To do: Copy the lines holding the word "今年以来", all of them.

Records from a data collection
- - - - - - -

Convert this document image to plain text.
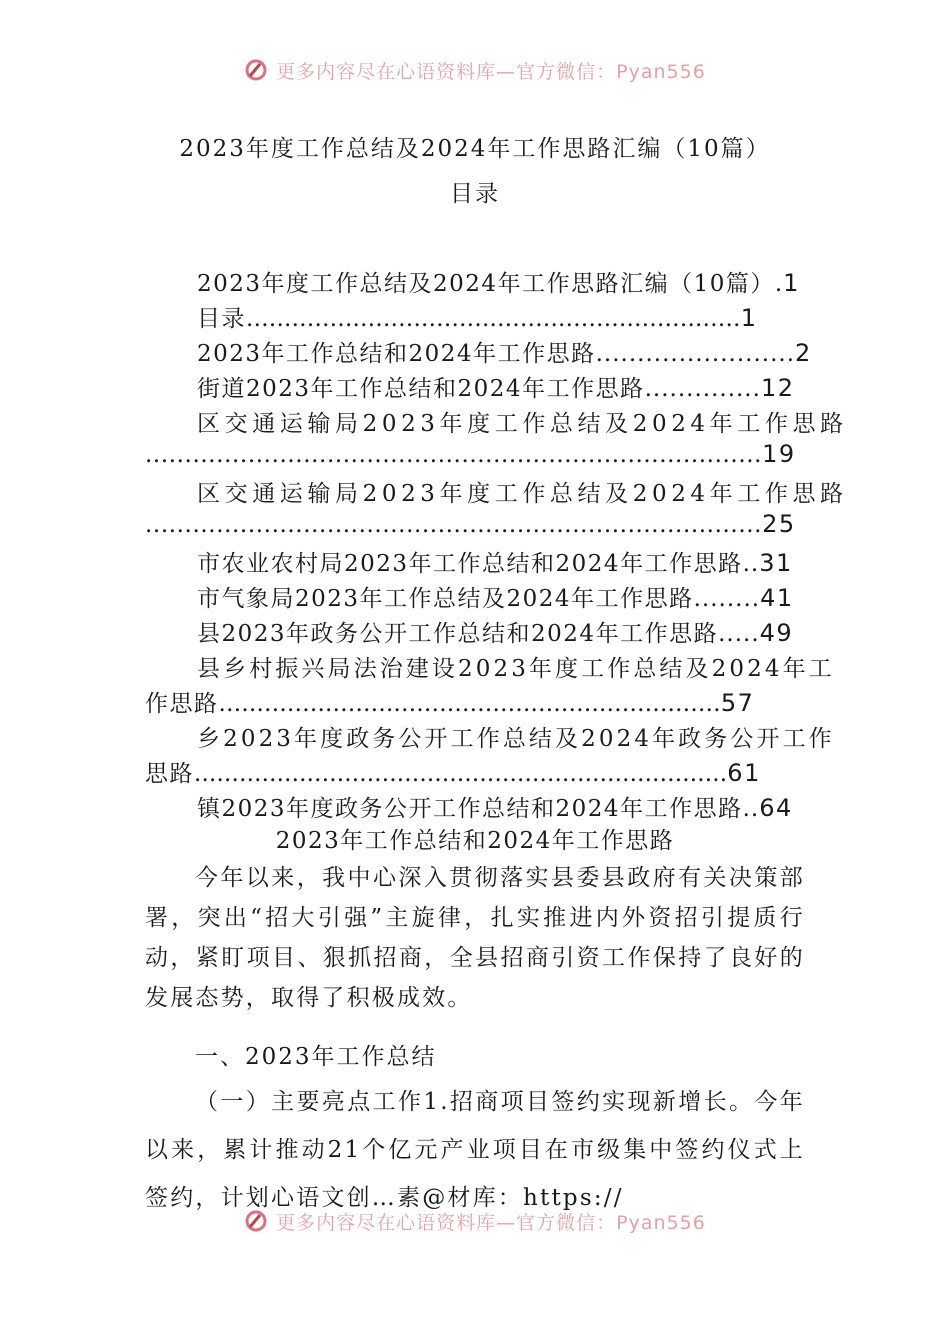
更多内容尽在心语资料库—官方微信：Pyan556
2023年度工作总结及2024年工作思路汇编（10篇）
目录
2023年度工作总结及2024年工作思路汇编（10篇）.1
目录.................................................................1
2023年工作总结和2024年工作思路........................2
街道2023年工作总结和2024年工作思路..............12
区交通运输局2023年度工作总结及2024年工作思路
..............................................................................19
区交通运输局2023年度工作总结及2024年工作思路
..............................................................................25
市农业农村局2023年工作总结和2024年工作思路..31
市气象局2023年工作总结及2024年工作思路........41
县2023年政务公开工作总结和2024年工作思路.....49
县乡村振兴局法治建设2023年度工作总结及2024年工
作思路..................................................................57
乡2023年度政务公开工作总结及2024年政务公开工作
思路.......................................................................61
镇2023年度政务公开工作总结和2024年工作思路..64
2023年工作总结和2024年工作思路
今年以来，我中心深入贯彻落实县委县政府有关决策部署，突出“招大引强”主旋律，扎实推进内外资招引提质行动，紧盯项目、狠抓招商，全县招商引资工作保持了良好的发展态势，取得了积极成效。
一、2023年工作总结
（一）主要亮点工作1.招商项目签约实现新增长。今年以来，累计推动21个亿元产业项目在市级集中签约仪式上签约，计划心语文创…素@材库：https://
更多内容尽在心语资料库—官方微信：Pyan556
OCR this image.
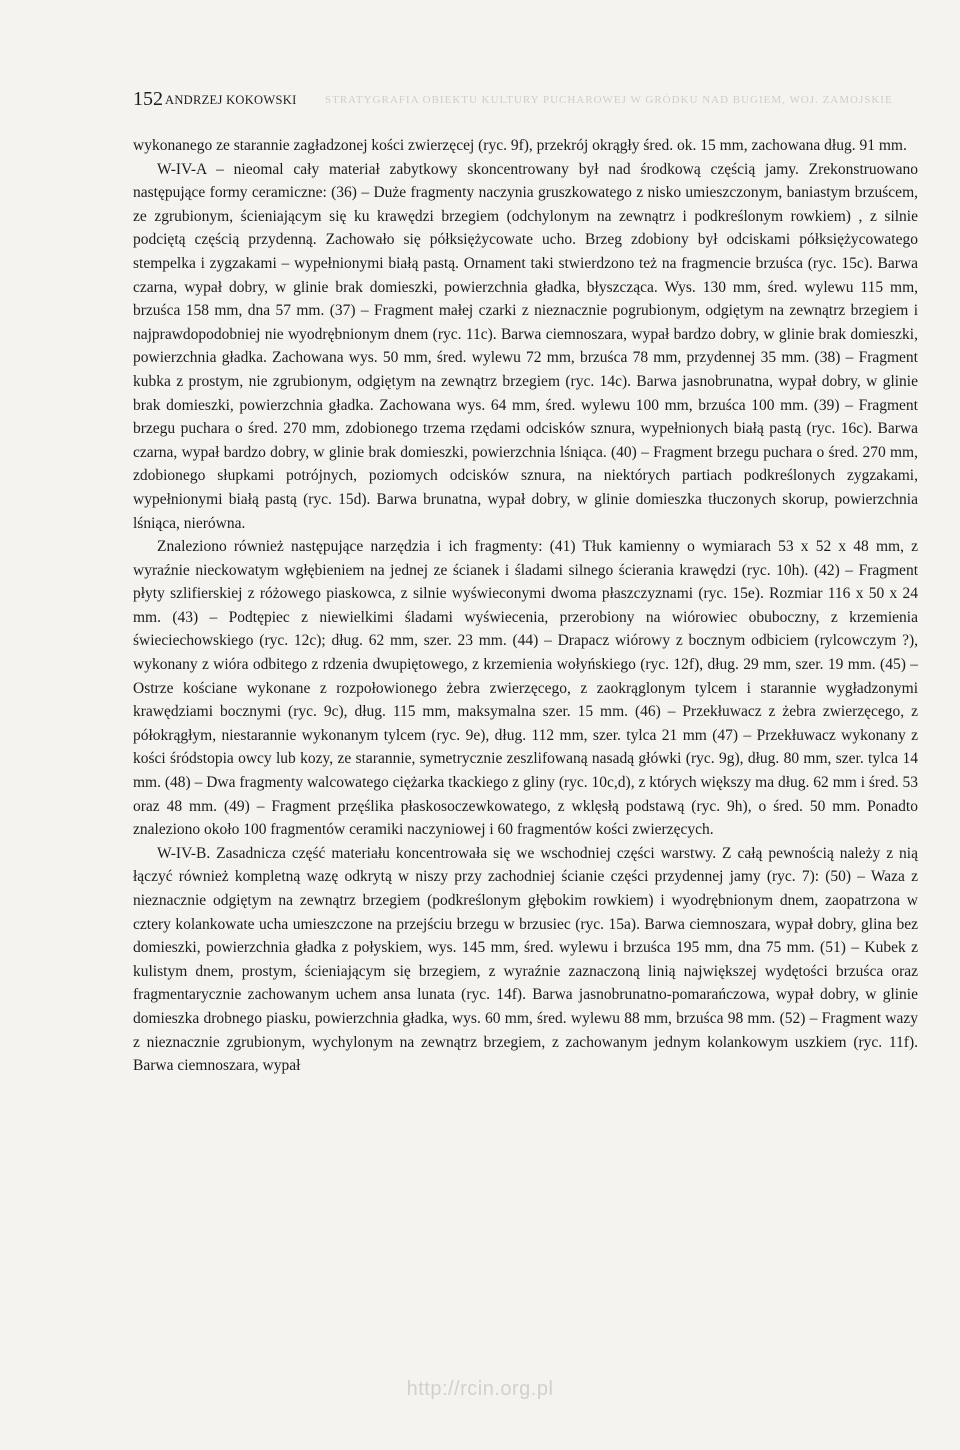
152 ANDRZEJ KOKOWSKI	STRATYGRAFIA OBIEKTU KULTURY PUCHAROWEJ W GRÓDKU NAD BUGIEM, WOJ. ZAMOJSKIE

wykonanego ze starannie zagładzonej kości zwierzęcej (ryc. 9f), przekrój okrągły śred. ok. 15 mm, zachowana dług. 91 mm.

W-IV-A – nieomal cały materiał zabytkowy skoncentrowany był nad środkową częścią jamy. Zrekonstruowano następujące formy ceramiczne: (36) – Duże fragmenty naczynia gruszkowatego z nisko umieszczonym, baniastym brzuścem, ze zgrubionym, ścieniającym się ku krawędzi brzegiem (odchylonym na zewnątrz i podkreślonym rowkiem) , z silnie podciętą częścią przydenną. Zachowało się półksiężycowate ucho. Brzeg zdobiony był odciskami półksiężycowatego stempelka i zygzakami – wypełnionymi białą pastą. Ornament taki stwierdzono też na fragmencie brzuśca (ryc. 15c). Barwa czarna, wypał dobry, w glinie brak domieszki, powierzchnia gładka, błyszcząca. Wys. 130 mm, śred. wylewu 115 mm, brzuśca 158 mm, dna 57 mm. (37) – Fragment małej czarki z nieznacznie pogrubionym, odgiętym na zewnątrz brzegiem i najprawdopodobniej nie wyodrębnionym dnem (ryc. 11c). Barwa ciemnoszara, wypał bardzo dobry, w glinie brak domieszki, powierzchnia gładka. Zachowana wys. 50 mm, śred. wylewu 72 mm, brzuśca 78 mm, przydennej 35 mm. (38) – Fragment kubka z prostym, nie zgrubionym, odgiętym na zewnątrz brzegiem (ryc. 14c). Barwa jasnobrunatna, wypał dobry, w glinie brak domieszki, powierzchnia gładka. Zachowana wys. 64 mm, śred. wylewu 100 mm, brzuśca 100 mm. (39) – Fragment brzegu puchara o śred. 270 mm, zdobionego trzema rzędami odcisków sznura, wypełnionych białą pastą (ryc. 16c). Barwa czarna, wypał bardzo dobry, w glinie brak domieszki, powierzchnia lśniąca. (40) – Fragment brzegu puchara o śred. 270 mm, zdobionego słupkami potrójnych, poziomych odcisków sznura, na niektórych partiach podkreślonych zygzakami, wypełnionymi białą pastą (ryc. 15d). Barwa brunatna, wypał dobry, w glinie domieszka tłuczonych skorup, powierzchnia lśniąca, nierówna.

Znaleziono również następujące narzędzia i ich fragmenty: (41) Tłuk kamienny o wymiarach 53 x 52 x 48 mm, z wyraźnie nieckowatym wgłębieniem na jednej ze ścianek i śladami silnego ścierania krawędzi (ryc. 10h). (42) – Fragment płyty szlifierskiej z różowego piaskowca, z silnie wyświeconymi dwoma płaszczyznami (ryc. 15e). Rozmiar 116 x 50 x 24 mm. (43) – Podtępiec z niewielkimi śladami wyświecenia, przerobiony na wiórowiec obuboczny, z krzemienia świeciechowskiego (ryc. 12c); dług. 62 mm, szer. 23 mm. (44) – Drapacz wiórowy z bocznym odbiciem (rylcowczym ?), wykonany z wióra odbitego z rdzenia dwupiętowego, z krzemienia wołyńskiego (ryc. 12f), dług. 29 mm, szer. 19 mm. (45) – Ostrze kościane wykonane z rozpołowionego żebra zwierzęcego, z zaokrąglonym tylcem i starannie wygładzonymi krawędziami bocznymi (ryc. 9c), dług. 115 mm, maksymalna szer. 15 mm. (46) – Przekłuwacz z żebra zwierzęcego, z półokrągłym, niestarannie wykonanym tylcem (ryc. 9e), dług. 112 mm, szer. tylca 21 mm (47) – Przekłuwacz wykonany z kości śródstopia owcy lub kozy, ze starannie, symetrycznie zeszlifowaną nasadą główki (ryc. 9g), dług. 80 mm, szer. tylca 14 mm. (48) – Dwa fragmenty walcowatego ciężarka tkackiego z gliny (ryc. 10c,d), z których większy ma dług. 62 mm i śred. 53 oraz 48 mm. (49) – Fragment przęślika płaskosoczewkowatego, z wklęsłą podstawą (ryc. 9h), o śred. 50 mm. Ponadto znaleziono około 100 fragmentów ceramiki naczyniowej i 60 fragmentów kości zwierzęcych.

W-IV-B. Zasadnicza część materiału koncentrowała się we wschodniej części warstwy. Z całą pewnością należy z nią łączyć również kompletną wazę odkrytą w niszy przy zachodniej ścianie części przydennej jamy (ryc. 7): (50) – Waza z nieznacznie odgiętym na zewnątrz brzegiem (podkreślonym głębokim rowkiem) i wyodrębnionym dnem, zaopatrzona w cztery kolankowate ucha umieszczone na przejściu brzegu w brzusiec (ryc. 15a). Barwa ciemnoszara, wypał dobry, glina bez domieszki, powierzchnia gładka z połyskiem, wys. 145 mm, śred. wylewu i brzuśca 195 mm, dna 75 mm. (51) – Kubek z kulistym dnem, prostym, ścieniającym się brzegiem, z wyraźnie zaznaczoną linią największej wydętości brzuśca oraz fragmentarycznie zachowanym uchem ansa lunata (ryc. 14f). Barwa jasnobrunatno-pomarańczowa, wypał dobry, w glinie domieszka drobnego piasku, powierzchnia gładka, wys. 60 mm, śred. wylewu 88 mm, brzuśca 98 mm. (52) – Fragment wazy z nieznacznie zgrubionym, wychylonym na zewnątrz brzegiem, z zachowanym jednym kolankowym uszkiem (ryc. 11f). Barwa ciemnoszara, wypał

http://rcin.org.pl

- - - - - - -

Solution below:
今年以来，我中心深入贯彻落实县委县政府有关决策部署，突出“招大引强”主旋律，扎实推进内外资招引提质行动，紧盯项目、狠抓招商，全县招商引资工作保持了良好的发展态势，取得了积极成效。
（一）主要亮点工作1.招商项目签约实现新增长。今年以来，累计推动21个亿元产业项目在市级集中签约仪式上签约，计划心语文创…素@材库：https://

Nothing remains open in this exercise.